## BEGIN

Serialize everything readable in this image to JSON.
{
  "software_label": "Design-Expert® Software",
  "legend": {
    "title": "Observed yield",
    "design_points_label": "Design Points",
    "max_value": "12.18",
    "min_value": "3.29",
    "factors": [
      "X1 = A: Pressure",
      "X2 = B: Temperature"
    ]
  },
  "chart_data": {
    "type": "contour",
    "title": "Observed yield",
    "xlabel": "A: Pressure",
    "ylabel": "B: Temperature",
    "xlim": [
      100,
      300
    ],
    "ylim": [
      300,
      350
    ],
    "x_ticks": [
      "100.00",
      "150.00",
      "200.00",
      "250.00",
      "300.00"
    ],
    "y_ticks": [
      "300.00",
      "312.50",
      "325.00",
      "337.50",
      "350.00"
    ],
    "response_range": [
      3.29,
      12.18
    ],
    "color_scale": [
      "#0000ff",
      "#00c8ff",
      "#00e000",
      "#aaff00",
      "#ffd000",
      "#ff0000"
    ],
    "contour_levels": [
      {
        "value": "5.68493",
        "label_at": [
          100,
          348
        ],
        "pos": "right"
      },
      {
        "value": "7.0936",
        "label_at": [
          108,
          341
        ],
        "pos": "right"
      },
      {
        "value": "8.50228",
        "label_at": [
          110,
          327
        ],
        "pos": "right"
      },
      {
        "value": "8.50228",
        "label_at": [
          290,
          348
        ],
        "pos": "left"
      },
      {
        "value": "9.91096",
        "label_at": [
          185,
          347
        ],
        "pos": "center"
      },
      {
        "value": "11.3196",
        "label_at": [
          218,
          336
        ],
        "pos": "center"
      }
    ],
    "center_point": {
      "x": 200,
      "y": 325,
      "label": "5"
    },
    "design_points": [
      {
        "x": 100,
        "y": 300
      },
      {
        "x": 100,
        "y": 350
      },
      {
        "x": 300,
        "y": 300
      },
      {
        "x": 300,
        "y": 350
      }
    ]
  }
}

## END

| What the task asks |
Restate every record exactly, leaving nothing out.

| Answer for the task |
Serialize everything readable in this image to JSON.
{
  "software_label": "Design-Expert® Software",
  "legend": {
    "title": "Observed yield",
    "design_points_label": "Design Points",
    "max_value": "12.18",
    "min_value": "3.29",
    "factors": [
      "X1 = A: Pressure",
      "X2 = B: Temperature"
    ]
  },
  "chart_data": {
    "type": "contour",
    "title": "Observed yield",
    "xlabel": "A: Pressure",
    "ylabel": "B: Temperature",
    "xlim": [
      100,
      300
    ],
    "ylim": [
      300,
      350
    ],
    "x_ticks": [
      "100.00",
      "150.00",
      "200.00",
      "250.00",
      "300.00"
    ],
    "y_ticks": [
      "300.00",
      "312.50",
      "325.00",
      "337.50",
      "350.00"
    ],
    "response_range": [
      3.29,
      12.18
    ],
    "color_scale": [
      "#0000ff",
      "#00c8ff",
      "#00e000",
      "#aaff00",
      "#ffd000",
      "#ff0000"
    ],
    "contour_levels": [
      {
        "value": "5.68493",
        "label_at": [
          100,
          348
        ],
        "pos": "right"
      },
      {
        "value": "7.0936",
        "label_at": [
          108,
          341
        ],
        "pos": "right"
      },
      {
        "value": "8.50228",
        "label_at": [
          110,
          327
        ],
        "pos": "right"
      },
      {
        "value": "8.50228",
        "label_at": [
          290,
          348
        ],
        "pos": "left"
      },
      {
        "value": "9.91096",
        "label_at": [
          185,
          347
        ],
        "pos": "center"
      },
      {
        "value": "11.3196",
        "label_at": [
          218,
          336
        ],
        "pos": "center"
      }
    ],
    "center_point": {
      "x": 200,
      "y": 325,
      "label": "5"
    },
    "design_points": [
      {
        "x": 100,
        "y": 300
      },
      {
        "x": 100,
        "y": 350
      },
      {
        "x": 300,
        "y": 300
      },
      {
        "x": 300,
        "y": 350
      }
    ]
  }
}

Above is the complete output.